• **EXERCISE AIM**
From the entries that follow, pick out all lines holding "cook".

[Collection entries]
....................

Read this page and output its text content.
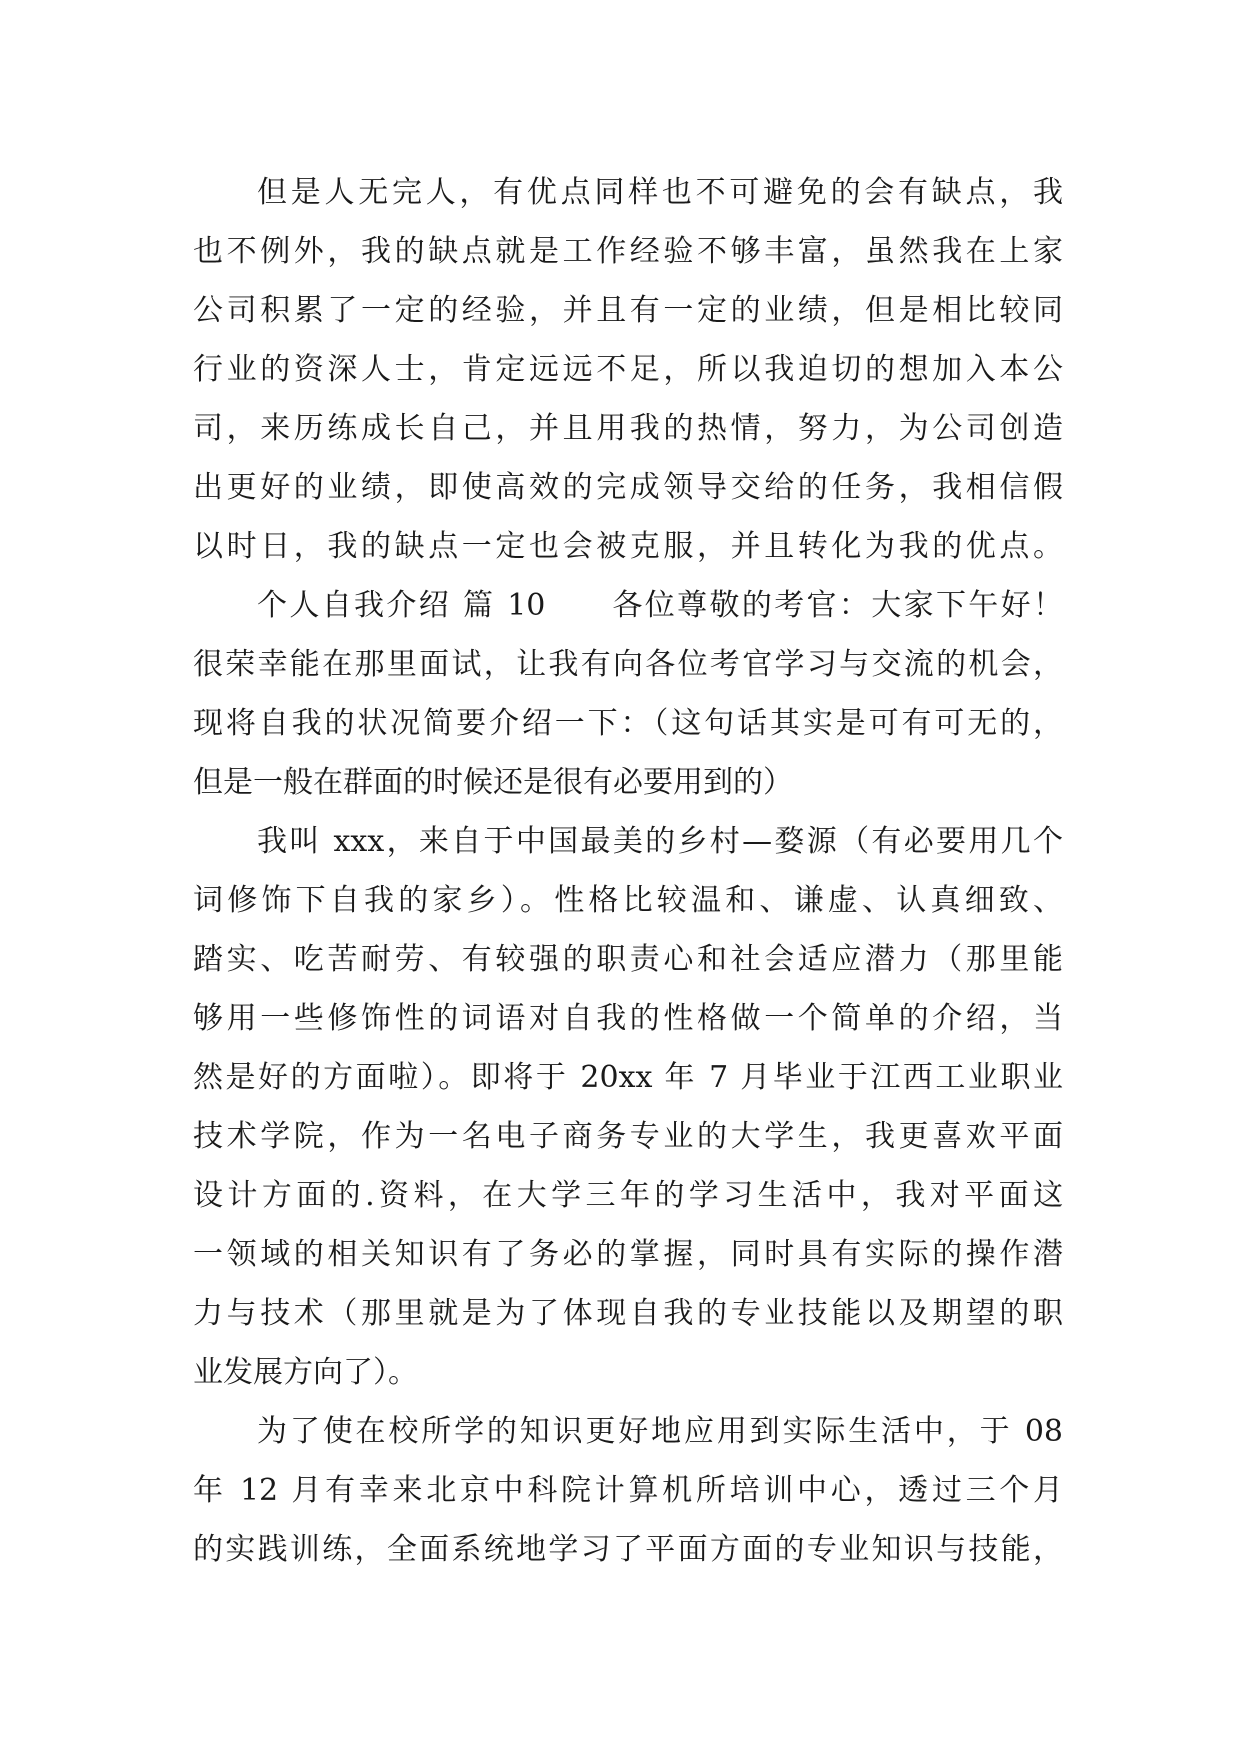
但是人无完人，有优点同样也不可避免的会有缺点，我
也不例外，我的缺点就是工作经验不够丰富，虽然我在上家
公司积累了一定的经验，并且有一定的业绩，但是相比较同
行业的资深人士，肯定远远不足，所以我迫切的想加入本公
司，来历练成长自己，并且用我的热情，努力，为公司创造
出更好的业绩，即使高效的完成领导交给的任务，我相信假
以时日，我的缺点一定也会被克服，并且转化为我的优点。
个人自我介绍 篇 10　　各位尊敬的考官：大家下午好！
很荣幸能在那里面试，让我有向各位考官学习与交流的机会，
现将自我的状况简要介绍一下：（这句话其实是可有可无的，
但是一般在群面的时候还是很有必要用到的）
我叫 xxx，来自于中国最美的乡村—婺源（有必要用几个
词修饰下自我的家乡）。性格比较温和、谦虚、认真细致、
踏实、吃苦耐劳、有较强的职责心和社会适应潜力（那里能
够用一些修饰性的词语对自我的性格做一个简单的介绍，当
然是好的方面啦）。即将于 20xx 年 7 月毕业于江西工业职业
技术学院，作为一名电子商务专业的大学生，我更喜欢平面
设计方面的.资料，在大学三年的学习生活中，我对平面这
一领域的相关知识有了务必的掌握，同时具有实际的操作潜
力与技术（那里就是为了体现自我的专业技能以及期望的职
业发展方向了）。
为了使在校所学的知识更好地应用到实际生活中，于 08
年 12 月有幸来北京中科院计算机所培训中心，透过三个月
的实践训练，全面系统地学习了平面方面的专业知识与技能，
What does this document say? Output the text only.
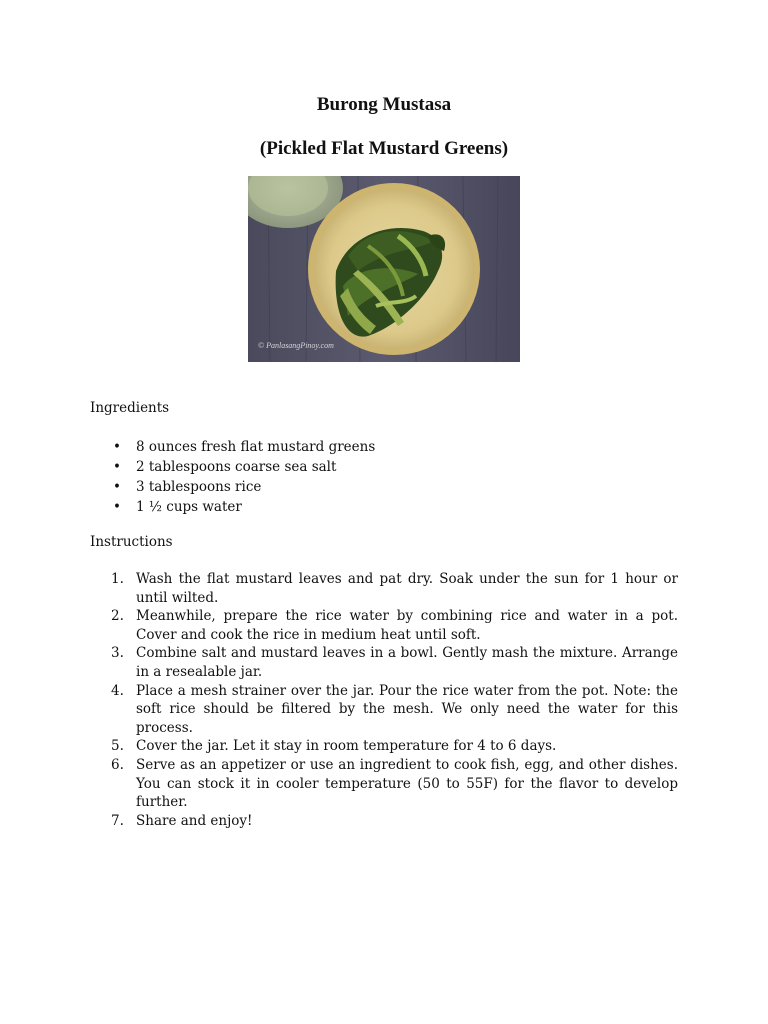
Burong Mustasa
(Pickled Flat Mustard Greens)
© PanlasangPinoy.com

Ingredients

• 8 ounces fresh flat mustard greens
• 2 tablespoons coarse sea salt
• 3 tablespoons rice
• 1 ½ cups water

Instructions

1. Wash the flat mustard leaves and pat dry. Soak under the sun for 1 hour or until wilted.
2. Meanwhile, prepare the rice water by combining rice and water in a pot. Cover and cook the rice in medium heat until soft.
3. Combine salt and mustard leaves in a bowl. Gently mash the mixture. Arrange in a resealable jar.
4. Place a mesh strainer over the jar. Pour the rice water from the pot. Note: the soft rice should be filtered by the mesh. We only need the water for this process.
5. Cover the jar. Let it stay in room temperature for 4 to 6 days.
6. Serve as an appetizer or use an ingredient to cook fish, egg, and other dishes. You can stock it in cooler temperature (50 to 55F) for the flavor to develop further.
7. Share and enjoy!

....................

• **EXERCISE RESPONSE**
2. Meanwhile, prepare the rice water by combining rice and water in a pot. Cover and cook the rice in medium heat until soft.
6. Serve as an appetizer or use an ingredient to cook fish, egg, and other dishes. You can stock it in cooler temperature (50 to 55F) for the flavor to develop further.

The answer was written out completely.